Work to do - Using the listing below, report all lines holding the word "summary".

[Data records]

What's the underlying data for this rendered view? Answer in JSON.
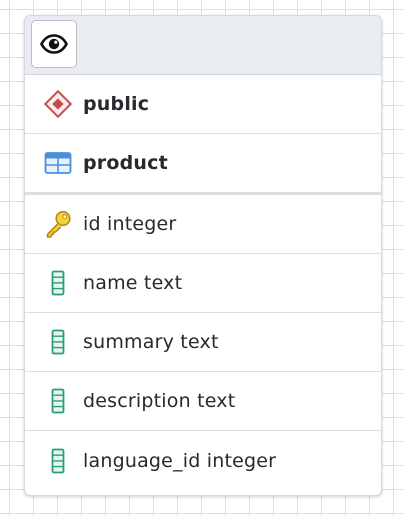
{
  "toolbar": {
    "eye_icon": "eye-icon"
  },
  "schema": {
    "label": "public",
    "icon": "schema-diamond-icon",
    "color": "#c0504d"
  },
  "table": {
    "label": "product",
    "icon": "table-grid-icon",
    "color": "#4a90d9"
  },
  "columns": [
    {
      "label": "id integer",
      "icon": "primary-key-icon",
      "color": "#d9a520"
    },
    {
      "label": "name text",
      "icon": "column-icon",
      "color": "#2a9d78"
    },
    {
      "label": "summary text",
      "icon": "column-icon",
      "color": "#2a9d78"
    },
    {
      "label": "description text",
      "icon": "column-icon",
      "color": "#2a9d78"
    },
    {
      "label": "language_id integer",
      "icon": "column-icon",
      "color": "#2a9d78"
    }
  ]
}
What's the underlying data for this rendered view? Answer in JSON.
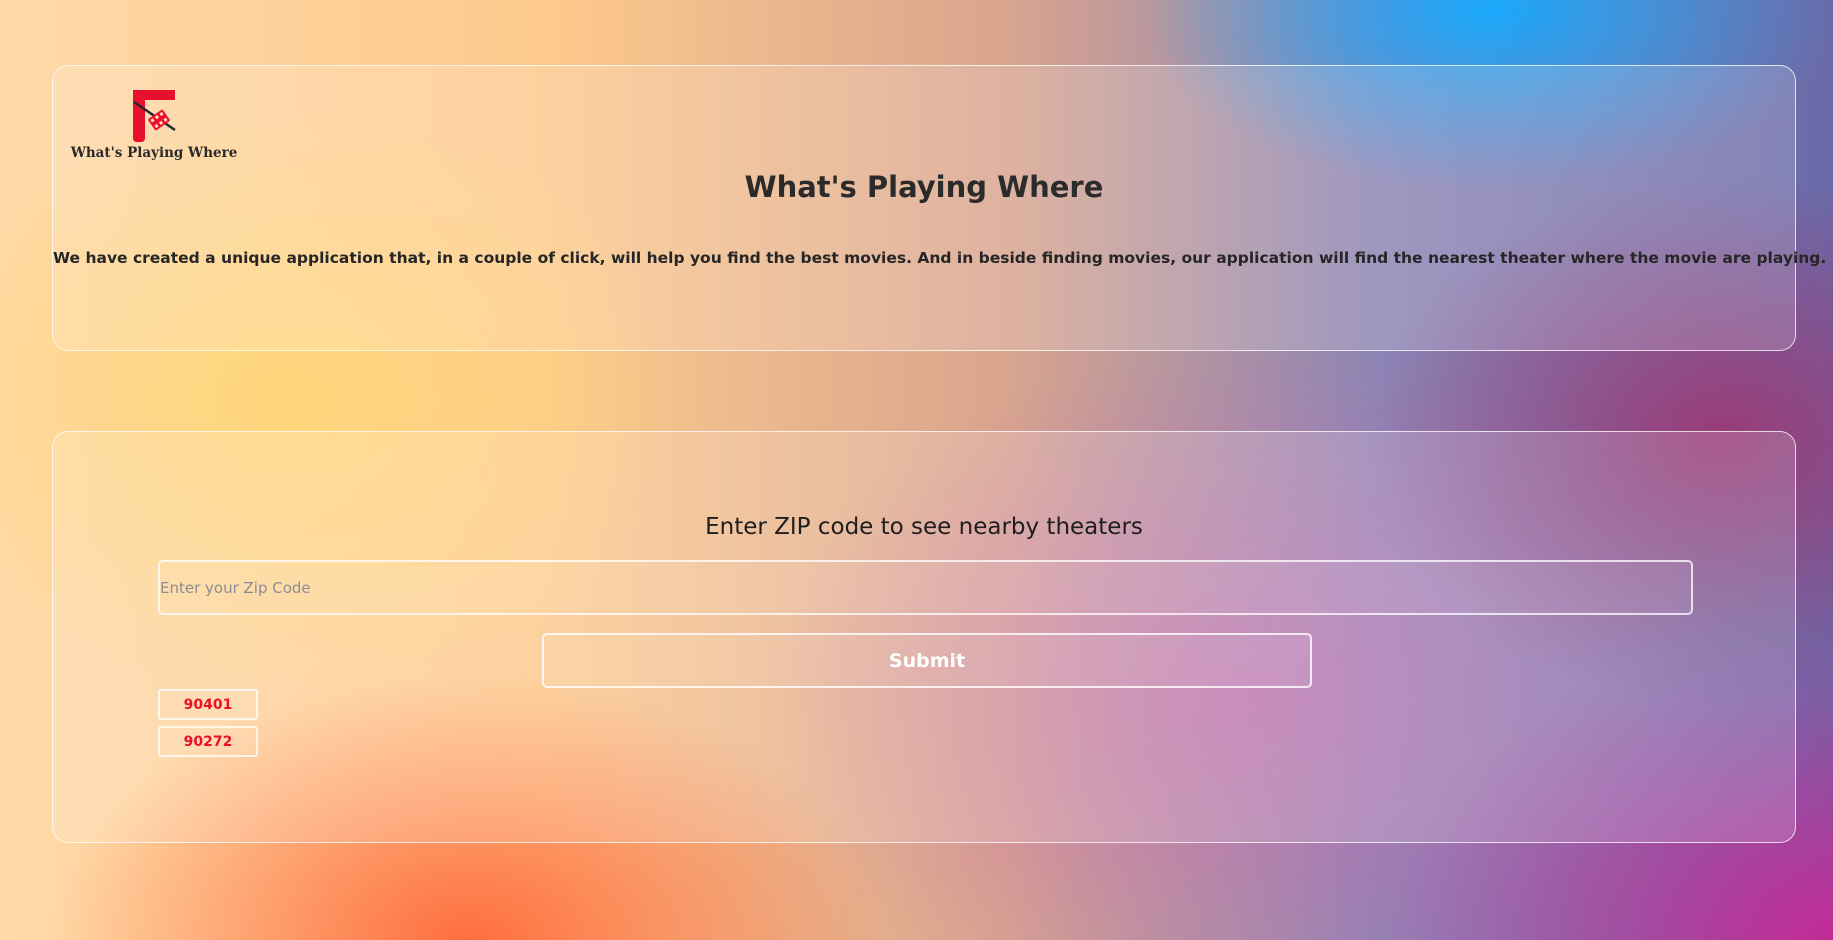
{
  "brand": {
    "logo_text": "What's Playing Where",
    "logo_color": "#e8102c"
  },
  "header": {
    "title": "What's Playing Where",
    "description": "We have created a unique application that, in a couple of click, will help you find the best movies. And in beside finding movies, our application will find the nearest theater where the movie are playing."
  },
  "zip_search": {
    "heading": "Enter ZIP code to see nearby theaters",
    "input_placeholder": "Enter your Zip Code",
    "input_value": "",
    "submit_label": "Submit",
    "recent_zips": [
      "90401",
      "90272"
    ],
    "recent_zip_color": "#e8102c"
  }
}
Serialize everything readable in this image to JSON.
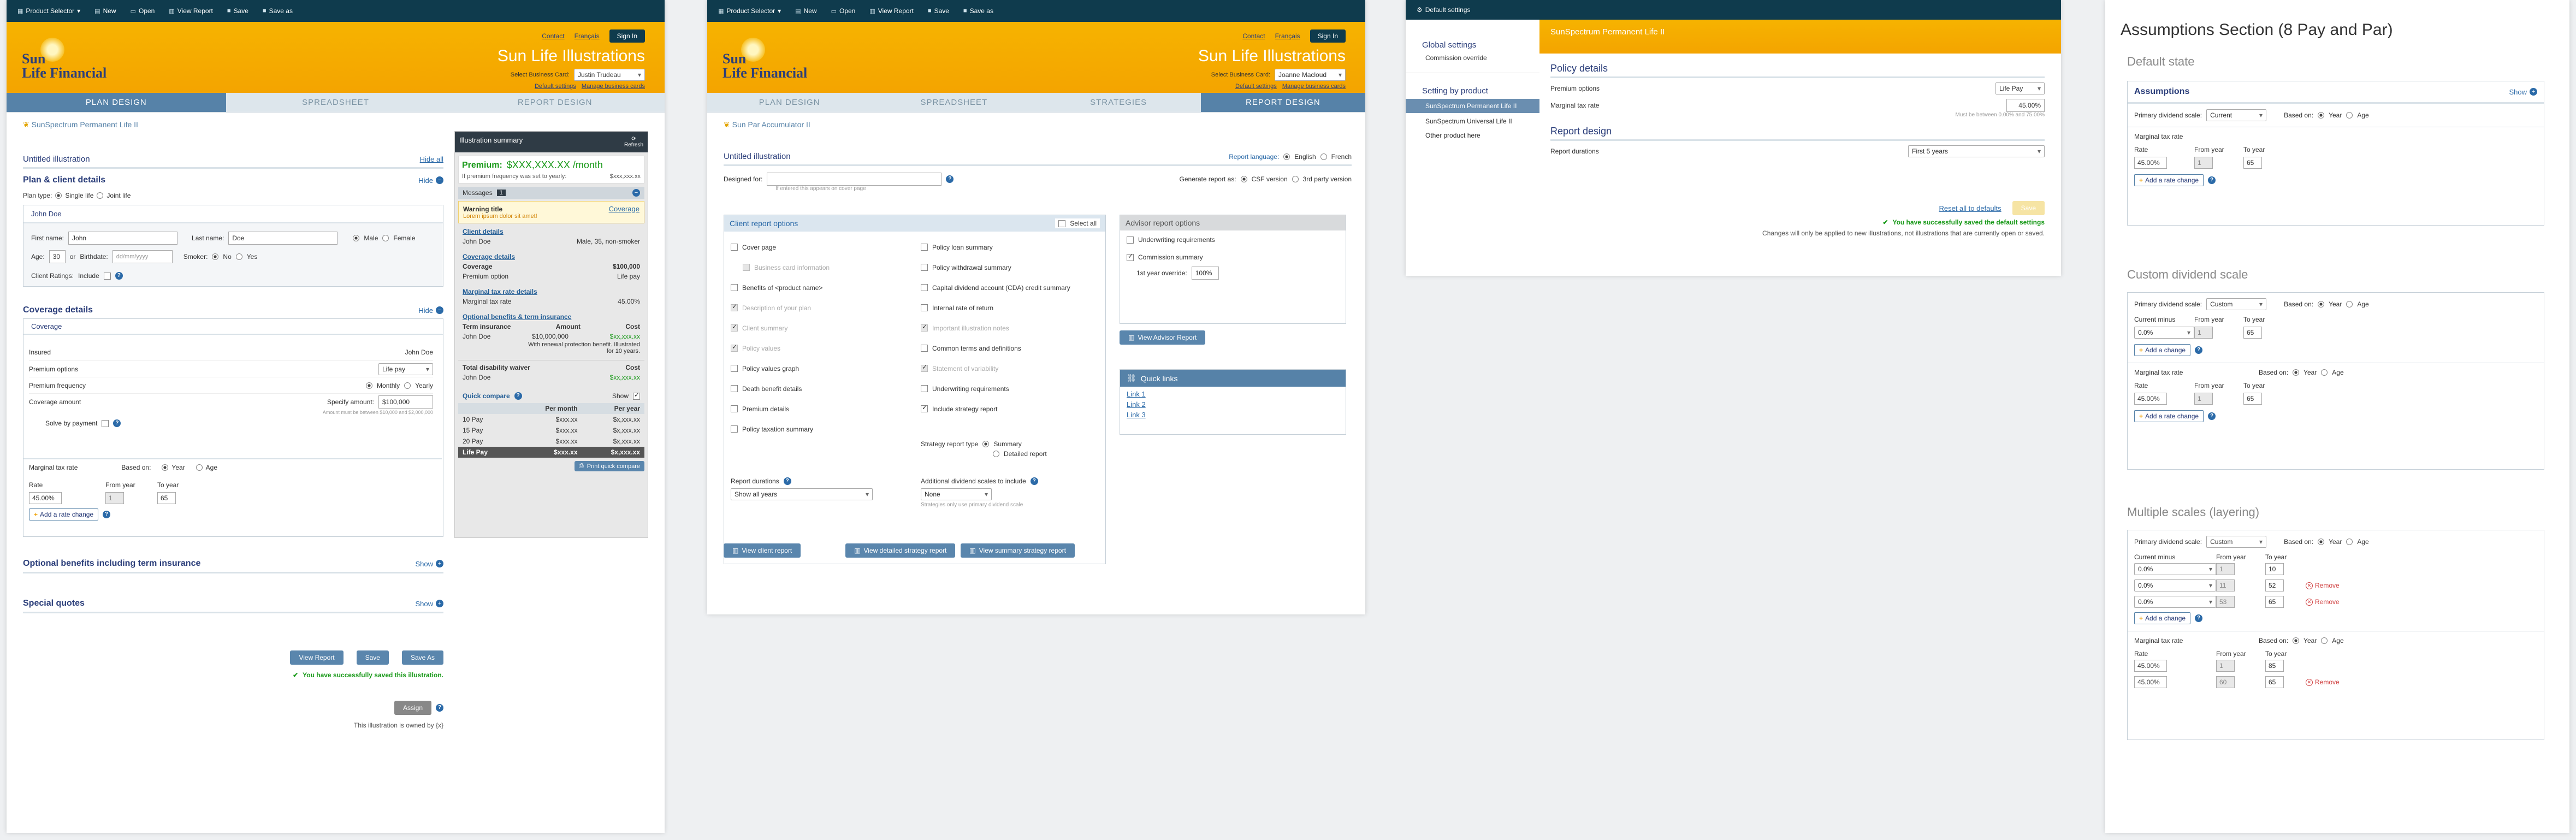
{
  "toolbar": {
    "product_selector": "Product Selector",
    "new": "New",
    "open": "Open",
    "view_report": "View Report",
    "save": "Save",
    "save_as": "Save as"
  },
  "header": {
    "contact": "Contact",
    "francais": "Français",
    "sign_in": "Sign In",
    "app_title": "Sun Life Illustrations",
    "business_card_label": "Select Business Card:",
    "business_card_1": "Justin Trudeau",
    "business_card_2": "Joanne Macloud",
    "default_settings": "Default settings",
    "manage_cards": "Manage business cards",
    "logo_line1": "Sun",
    "logo_line2": "Life Financial"
  },
  "tabs": {
    "plan_design": "PLAN DESIGN",
    "spreadsheet": "SPREADSHEET",
    "report_design": "REPORT DESIGN",
    "strategies": "STRATEGIES"
  },
  "p1": {
    "product": "SunSpectrum Permanent Life II",
    "title": "Untitled illustration",
    "hide_all": "Hide all",
    "plan_client": "Plan & client details",
    "hide": "Hide",
    "plan_type": "Plan type:",
    "single_life": "Single life",
    "joint_life": "Joint life",
    "insured_name": "John Doe",
    "first_name_label": "First name:",
    "first_name": "John",
    "last_name_label": "Last name:",
    "last_name": "Doe",
    "male": "Male",
    "female": "Female",
    "age_label": "Age:",
    "age": "30",
    "or": "or",
    "birthdate_label": "Birthdate:",
    "birthdate_ph": "dd/mm/yyyy",
    "smoker_label": "Smoker:",
    "no": "No",
    "yes": "Yes",
    "client_ratings": "Client Ratings:",
    "include": "Include",
    "coverage_details": "Coverage details",
    "coverage": "Coverage",
    "insured": "Insured",
    "insured_val": "John Doe",
    "premium_options": "Premium options",
    "premium_options_val": "Life pay",
    "premium_frequency": "Premium frequency",
    "monthly": "Monthly",
    "yearly": "Yearly",
    "coverage_amount": "Coverage amount",
    "specify_amount": "Specify amount:",
    "amount_val": "$100,000",
    "amount_note": "Amount must be between $10,000 and $2,000,000",
    "solve_by_payment": "Solve by payment",
    "marginal_tax_rate": "Marginal tax rate",
    "based_on": "Based on:",
    "year": "Year",
    "age_opt": "Age",
    "rate": "Rate",
    "from_year": "From year",
    "to_year": "To year",
    "rate_val": "45.00%",
    "from_val": "1",
    "to_val": "65",
    "add_rate_change": "Add a rate change",
    "optional_benefits": "Optional benefits including term insurance",
    "show": "Show",
    "special_quotes": "Special quotes",
    "view_report": "View Report",
    "save": "Save",
    "save_as": "Save As",
    "saved_msg": "You have successfully saved this illustration.",
    "assign": "Assign",
    "owned_by": "This illustration is owned by {x}"
  },
  "summary": {
    "title": "Illustration summary",
    "refresh": "Refresh",
    "premium_label": "Premium:",
    "premium_val": "$XXX,XXX.XX /month",
    "premium_note": "If premium frequency was set to yearly:",
    "premium_yearly": "$xxx,xxx.xx",
    "messages": "Messages",
    "msg_count": "1",
    "warning_title": "Warning title",
    "warning_text": "Lorem ipsum dolor sit amet!",
    "coverage_link": "Coverage",
    "client_details": "Client details",
    "client_name": "John Doe",
    "client_info": "Male, 35, non-smoker",
    "coverage_details": "Coverage details",
    "coverage_label": "Coverage",
    "coverage_val": "$100,000",
    "premium_option_label": "Premium option",
    "premium_option_val": "Life pay",
    "mtr_details": "Marginal tax rate details",
    "mtr_label": "Marginal tax rate",
    "mtr_val": "45.00%",
    "opt_benefits": "Optional benefits & term insurance",
    "term_insurance": "Term insurance",
    "amount": "Amount",
    "cost": "Cost",
    "term_name": "John Doe",
    "term_amount": "$10,000,000",
    "term_cost": "$xx,xxx.xx",
    "term_note": "With renewal protection benefit. Illustrated for 10 years.",
    "tdw": "Total disability waiver",
    "tdw_cost_label": "Cost",
    "tdw_name": "John Doe",
    "tdw_cost": "$xx,xxx.xx",
    "quick_compare": "Quick compare",
    "qc_show": "Show",
    "per_month": "Per month",
    "per_year": "Per year",
    "qc_rows": [
      {
        "label": "10 Pay",
        "month": "$xxx.xx",
        "year": "$x,xxx.xx"
      },
      {
        "label": "15 Pay",
        "month": "$xxx.xx",
        "year": "$x,xxx.xx"
      },
      {
        "label": "20 Pay",
        "month": "$xxx.xx",
        "year": "$x,xxx.xx"
      },
      {
        "label": "Life Pay",
        "month": "$xxx.xx",
        "year": "$x,xxx.xx"
      }
    ],
    "print_qc": "Print quick compare"
  },
  "p2": {
    "product": "Sun Par Accumulator II",
    "title": "Untitled illustration",
    "report_language": "Report language:",
    "english": "English",
    "french": "French",
    "designed_for": "Designed for:",
    "designed_note": "If entered this appears on cover page",
    "generate_as": "Generate report as:",
    "csf_version": "CSF version",
    "third_party": "3rd party version",
    "client_report_options": "Client report options",
    "select_all": "Select all",
    "col1": [
      {
        "label": "Cover page",
        "state": "off"
      },
      {
        "label": "Business card information",
        "state": "dis",
        "indent": true
      },
      {
        "label": "Benefits of <product name>",
        "state": "off"
      },
      {
        "label": "Description of your plan",
        "state": "dison"
      },
      {
        "label": "Client summary",
        "state": "dison"
      },
      {
        "label": "Policy values",
        "state": "dison"
      },
      {
        "label": "Policy values graph",
        "state": "off"
      },
      {
        "label": "Death benefit details",
        "state": "off"
      },
      {
        "label": "Premium details",
        "state": "off"
      },
      {
        "label": "Policy taxation summary",
        "state": "off"
      }
    ],
    "col2": [
      {
        "label": "Policy loan summary",
        "state": "off"
      },
      {
        "label": "Policy withdrawal summary",
        "state": "off"
      },
      {
        "label": "Capital dividend account (CDA) credit summary",
        "state": "off"
      },
      {
        "label": "Internal rate of return",
        "state": "off"
      },
      {
        "label": "Important illustration notes",
        "state": "dison"
      },
      {
        "label": "Common terms and definitions",
        "state": "off"
      },
      {
        "label": "Statement of variability",
        "state": "dison"
      },
      {
        "label": "Underwriting requirements",
        "state": "off"
      },
      {
        "label": "Include strategy report",
        "state": "on"
      }
    ],
    "strategy_report_type": "Strategy report type",
    "summary": "Summary",
    "detailed_report": "Detailed report",
    "report_durations": "Report durations",
    "show_all_years": "Show all years",
    "additional_div": "Additional dividend scales to include",
    "none": "None",
    "strategies_note": "Strategies only use primary dividend scale",
    "view_client_report": "View client report",
    "view_detailed_strategy": "View detailed strategy report",
    "view_summary_strategy": "View summary strategy report",
    "advisor_report_options": "Advisor report options",
    "underwriting": "Underwriting requirements",
    "commission_summary": "Commission summary",
    "first_year_override": "1st year override:",
    "override_val": "100%",
    "view_advisor_report": "View Advisor Report",
    "quick_links": "Quick links",
    "links": [
      "Link 1",
      "Link 2",
      "Link 3"
    ]
  },
  "p3": {
    "topbar_title": "Default settings",
    "global_settings": "Global settings",
    "commission_override": "Commission override",
    "setting_by_product": "Setting by product",
    "products": [
      "SunSpectrum Permanent Life II",
      "SunSpectrum Universal Life II",
      "Other product here"
    ],
    "banner_title": "SunSpectrum Permanent Life II",
    "policy_details": "Policy details",
    "premium_options": "Premium options",
    "premium_val": "Life Pay",
    "mtr": "Marginal tax rate",
    "mtr_val": "45.00%",
    "mtr_note": "Must be between 0.00% and 75.00%",
    "report_design": "Report design",
    "report_durations": "Report durations",
    "durations_val": "First 5 years",
    "reset": "Reset all to defaults",
    "save": "Save",
    "saved_msg": "You have successfully saved the default settings",
    "saved_note": "Changes will only be applied to new illustrations, not illustrations that are currently open or saved."
  },
  "p4": {
    "title": "Assumptions Section (8 Pay and Par)",
    "default_state": "Default state",
    "assumptions": "Assumptions",
    "show": "Show",
    "primary_div": "Primary dividend scale:",
    "current": "Current",
    "custom": "Custom",
    "based_on": "Based on:",
    "year": "Year",
    "age": "Age",
    "mtr": "Marginal tax rate",
    "rate": "Rate",
    "from_year": "From year",
    "to_year": "To year",
    "current_minus": "Current minus",
    "rate_val": "45.00%",
    "zero": "0.0%",
    "add_rate_change": "Add a rate change",
    "add_change": "Add a change",
    "custom_div": "Custom dividend scale",
    "multiple_scales": "Multiple scales (layering)",
    "remove": "Remove",
    "v1": "1",
    "v10": "10",
    "v11": "11",
    "v52": "52",
    "v53": "53",
    "v60": "60",
    "v65": "65",
    "v85": "85"
  }
}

Output below -
      "label": "summary text",
  "summary": {
    "title": "Illustration summary",
        "label": "Client summary",
        "label": "Policy taxation summary",
        "label": "Policy loan summary",
        "label": "Policy withdrawal summary",
        "label": "Capital dividend account (CDA) credit summary",
    "summary": "Summary",
    "view_summary_strategy": "View summary strategy report",
    "commission_summary": "Commission summary",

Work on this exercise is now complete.